• **WORK REQUIRED**: Review the listing and copy each line that holds the word "Consulting".

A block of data
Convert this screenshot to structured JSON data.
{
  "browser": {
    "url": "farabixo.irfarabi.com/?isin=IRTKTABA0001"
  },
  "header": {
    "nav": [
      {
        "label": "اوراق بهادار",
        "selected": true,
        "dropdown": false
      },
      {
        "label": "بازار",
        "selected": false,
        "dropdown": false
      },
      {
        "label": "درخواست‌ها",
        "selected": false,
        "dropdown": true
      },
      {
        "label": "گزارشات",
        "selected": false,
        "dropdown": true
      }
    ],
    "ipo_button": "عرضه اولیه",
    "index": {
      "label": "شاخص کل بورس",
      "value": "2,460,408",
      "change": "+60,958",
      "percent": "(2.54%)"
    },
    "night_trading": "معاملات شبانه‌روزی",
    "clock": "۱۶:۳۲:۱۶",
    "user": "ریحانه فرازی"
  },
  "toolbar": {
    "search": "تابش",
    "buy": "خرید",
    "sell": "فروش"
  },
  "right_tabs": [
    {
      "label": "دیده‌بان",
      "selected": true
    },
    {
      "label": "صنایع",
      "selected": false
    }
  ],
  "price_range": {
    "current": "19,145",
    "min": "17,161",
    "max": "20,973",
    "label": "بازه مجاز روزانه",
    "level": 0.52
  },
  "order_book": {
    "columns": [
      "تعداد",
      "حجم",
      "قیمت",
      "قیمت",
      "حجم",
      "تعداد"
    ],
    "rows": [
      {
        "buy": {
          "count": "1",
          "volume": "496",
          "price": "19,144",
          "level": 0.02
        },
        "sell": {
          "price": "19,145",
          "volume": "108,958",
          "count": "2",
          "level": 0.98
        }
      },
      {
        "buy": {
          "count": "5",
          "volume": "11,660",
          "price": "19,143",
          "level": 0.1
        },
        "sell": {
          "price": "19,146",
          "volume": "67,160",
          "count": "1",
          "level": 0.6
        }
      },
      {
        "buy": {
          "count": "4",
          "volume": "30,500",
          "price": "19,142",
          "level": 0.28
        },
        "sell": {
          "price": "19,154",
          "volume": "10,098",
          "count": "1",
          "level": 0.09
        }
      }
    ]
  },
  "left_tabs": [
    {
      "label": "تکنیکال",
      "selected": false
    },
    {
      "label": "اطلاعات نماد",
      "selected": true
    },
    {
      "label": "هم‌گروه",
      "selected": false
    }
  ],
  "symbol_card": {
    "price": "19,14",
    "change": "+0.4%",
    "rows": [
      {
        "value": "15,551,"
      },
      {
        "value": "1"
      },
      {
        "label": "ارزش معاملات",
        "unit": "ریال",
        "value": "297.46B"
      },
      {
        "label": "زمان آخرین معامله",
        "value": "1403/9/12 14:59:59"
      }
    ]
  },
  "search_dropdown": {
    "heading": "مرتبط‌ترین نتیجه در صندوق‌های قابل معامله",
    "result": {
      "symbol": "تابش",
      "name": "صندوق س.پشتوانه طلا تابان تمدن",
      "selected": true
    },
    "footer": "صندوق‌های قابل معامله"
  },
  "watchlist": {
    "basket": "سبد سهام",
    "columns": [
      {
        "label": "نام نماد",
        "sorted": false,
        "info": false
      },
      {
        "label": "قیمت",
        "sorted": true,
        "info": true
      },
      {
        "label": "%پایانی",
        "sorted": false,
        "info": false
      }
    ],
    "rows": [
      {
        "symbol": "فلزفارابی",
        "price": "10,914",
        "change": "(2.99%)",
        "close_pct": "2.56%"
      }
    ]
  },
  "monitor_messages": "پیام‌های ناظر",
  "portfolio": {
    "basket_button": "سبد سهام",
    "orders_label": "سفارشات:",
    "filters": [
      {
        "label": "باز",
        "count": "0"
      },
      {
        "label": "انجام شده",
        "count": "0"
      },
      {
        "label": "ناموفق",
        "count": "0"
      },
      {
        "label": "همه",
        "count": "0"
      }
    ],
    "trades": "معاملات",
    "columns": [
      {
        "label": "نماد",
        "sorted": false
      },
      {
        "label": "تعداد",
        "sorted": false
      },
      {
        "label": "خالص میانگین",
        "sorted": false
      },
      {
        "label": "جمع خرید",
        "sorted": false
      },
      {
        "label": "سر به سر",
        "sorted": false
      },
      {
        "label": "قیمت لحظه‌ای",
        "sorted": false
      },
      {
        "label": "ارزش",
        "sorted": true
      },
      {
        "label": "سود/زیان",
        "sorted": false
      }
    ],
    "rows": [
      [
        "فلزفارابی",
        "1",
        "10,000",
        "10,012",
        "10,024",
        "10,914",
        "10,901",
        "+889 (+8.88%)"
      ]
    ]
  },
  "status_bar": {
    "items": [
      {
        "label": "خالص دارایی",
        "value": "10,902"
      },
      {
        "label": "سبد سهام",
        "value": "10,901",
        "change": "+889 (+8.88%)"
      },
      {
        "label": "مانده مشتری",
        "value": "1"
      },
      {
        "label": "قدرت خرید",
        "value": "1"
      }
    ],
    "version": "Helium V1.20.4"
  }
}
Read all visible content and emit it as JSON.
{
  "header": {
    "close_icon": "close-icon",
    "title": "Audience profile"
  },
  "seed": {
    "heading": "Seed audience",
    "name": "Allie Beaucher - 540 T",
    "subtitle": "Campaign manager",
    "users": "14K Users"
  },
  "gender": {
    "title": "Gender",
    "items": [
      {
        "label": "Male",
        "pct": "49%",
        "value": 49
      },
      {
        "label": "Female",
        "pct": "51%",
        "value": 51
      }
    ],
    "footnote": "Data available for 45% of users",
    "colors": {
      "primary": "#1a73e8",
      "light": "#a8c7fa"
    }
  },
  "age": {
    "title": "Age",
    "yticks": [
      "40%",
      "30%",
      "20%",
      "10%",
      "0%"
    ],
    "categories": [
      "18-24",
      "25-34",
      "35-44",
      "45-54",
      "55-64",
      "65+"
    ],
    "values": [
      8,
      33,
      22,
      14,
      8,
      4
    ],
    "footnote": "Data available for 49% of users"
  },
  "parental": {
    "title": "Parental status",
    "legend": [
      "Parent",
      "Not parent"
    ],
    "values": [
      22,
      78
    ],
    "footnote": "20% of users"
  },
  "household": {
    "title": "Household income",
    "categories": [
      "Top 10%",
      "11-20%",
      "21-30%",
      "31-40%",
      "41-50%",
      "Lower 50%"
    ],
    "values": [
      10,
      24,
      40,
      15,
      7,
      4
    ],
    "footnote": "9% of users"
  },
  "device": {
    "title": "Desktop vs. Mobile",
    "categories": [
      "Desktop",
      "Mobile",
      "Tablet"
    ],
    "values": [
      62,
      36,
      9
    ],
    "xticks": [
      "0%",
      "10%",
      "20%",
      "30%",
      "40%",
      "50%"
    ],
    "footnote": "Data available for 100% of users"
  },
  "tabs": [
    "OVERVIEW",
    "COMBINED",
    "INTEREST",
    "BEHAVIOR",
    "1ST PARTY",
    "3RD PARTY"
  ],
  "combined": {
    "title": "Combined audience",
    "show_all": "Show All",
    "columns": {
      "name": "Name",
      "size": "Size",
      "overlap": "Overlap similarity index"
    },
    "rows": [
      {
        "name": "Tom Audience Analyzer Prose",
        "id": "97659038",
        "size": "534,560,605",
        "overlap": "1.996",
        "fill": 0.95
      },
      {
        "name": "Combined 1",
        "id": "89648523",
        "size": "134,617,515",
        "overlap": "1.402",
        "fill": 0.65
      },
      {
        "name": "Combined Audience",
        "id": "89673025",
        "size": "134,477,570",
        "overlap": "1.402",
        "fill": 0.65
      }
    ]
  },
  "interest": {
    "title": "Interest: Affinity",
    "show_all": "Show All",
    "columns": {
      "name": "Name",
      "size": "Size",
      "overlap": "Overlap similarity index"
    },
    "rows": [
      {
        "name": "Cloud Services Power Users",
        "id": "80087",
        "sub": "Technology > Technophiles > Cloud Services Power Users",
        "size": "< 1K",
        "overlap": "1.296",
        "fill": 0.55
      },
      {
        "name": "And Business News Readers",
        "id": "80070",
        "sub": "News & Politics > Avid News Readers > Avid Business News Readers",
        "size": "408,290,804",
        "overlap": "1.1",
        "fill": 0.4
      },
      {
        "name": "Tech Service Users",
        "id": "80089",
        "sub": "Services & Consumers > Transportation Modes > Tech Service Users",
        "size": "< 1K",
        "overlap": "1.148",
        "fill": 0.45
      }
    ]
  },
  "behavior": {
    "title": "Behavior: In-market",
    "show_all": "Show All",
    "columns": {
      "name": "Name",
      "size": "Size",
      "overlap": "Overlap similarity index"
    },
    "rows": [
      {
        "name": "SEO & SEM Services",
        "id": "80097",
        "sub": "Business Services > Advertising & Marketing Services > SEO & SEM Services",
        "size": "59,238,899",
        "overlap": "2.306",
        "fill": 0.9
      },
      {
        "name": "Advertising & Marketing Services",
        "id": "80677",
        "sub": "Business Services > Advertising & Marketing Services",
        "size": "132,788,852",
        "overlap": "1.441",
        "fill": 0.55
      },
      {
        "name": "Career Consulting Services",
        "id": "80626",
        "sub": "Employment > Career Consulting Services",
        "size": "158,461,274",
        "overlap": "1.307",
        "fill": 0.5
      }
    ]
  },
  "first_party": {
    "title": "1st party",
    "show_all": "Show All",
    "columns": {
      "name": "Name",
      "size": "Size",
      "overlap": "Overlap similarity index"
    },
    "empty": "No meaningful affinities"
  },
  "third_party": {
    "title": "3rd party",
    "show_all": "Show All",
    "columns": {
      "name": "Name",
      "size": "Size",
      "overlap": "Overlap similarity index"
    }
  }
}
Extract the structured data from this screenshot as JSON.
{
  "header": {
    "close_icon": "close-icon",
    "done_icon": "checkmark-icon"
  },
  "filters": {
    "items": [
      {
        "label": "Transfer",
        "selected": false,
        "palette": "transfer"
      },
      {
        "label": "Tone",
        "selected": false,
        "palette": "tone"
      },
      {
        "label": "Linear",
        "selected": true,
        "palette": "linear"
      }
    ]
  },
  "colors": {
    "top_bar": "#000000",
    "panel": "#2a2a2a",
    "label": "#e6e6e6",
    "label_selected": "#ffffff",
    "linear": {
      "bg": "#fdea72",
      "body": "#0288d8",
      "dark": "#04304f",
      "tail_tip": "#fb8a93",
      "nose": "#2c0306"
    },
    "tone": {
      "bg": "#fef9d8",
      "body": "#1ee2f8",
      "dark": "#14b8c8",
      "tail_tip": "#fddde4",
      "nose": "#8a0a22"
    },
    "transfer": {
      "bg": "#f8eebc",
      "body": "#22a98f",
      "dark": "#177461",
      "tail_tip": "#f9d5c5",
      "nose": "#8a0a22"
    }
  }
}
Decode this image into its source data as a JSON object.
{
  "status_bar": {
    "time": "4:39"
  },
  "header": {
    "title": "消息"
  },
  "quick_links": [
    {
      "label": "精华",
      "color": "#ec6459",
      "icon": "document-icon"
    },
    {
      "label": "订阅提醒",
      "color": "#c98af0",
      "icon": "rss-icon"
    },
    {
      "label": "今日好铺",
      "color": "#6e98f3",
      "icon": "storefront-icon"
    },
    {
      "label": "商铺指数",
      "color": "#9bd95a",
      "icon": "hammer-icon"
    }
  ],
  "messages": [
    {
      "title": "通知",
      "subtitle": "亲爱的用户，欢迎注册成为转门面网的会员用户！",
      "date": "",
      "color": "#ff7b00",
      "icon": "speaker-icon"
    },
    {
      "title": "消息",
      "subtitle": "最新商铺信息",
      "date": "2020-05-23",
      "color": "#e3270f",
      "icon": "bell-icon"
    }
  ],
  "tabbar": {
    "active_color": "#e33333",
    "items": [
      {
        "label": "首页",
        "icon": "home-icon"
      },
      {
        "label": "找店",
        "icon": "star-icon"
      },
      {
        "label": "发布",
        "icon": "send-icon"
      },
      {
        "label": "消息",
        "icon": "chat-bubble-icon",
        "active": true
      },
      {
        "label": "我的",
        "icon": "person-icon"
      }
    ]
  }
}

• **SOLUTION TO THIS PROBLEM**:
        "name": "Career Consulting Services",
        "sub": "Employment > Career Consulting Services",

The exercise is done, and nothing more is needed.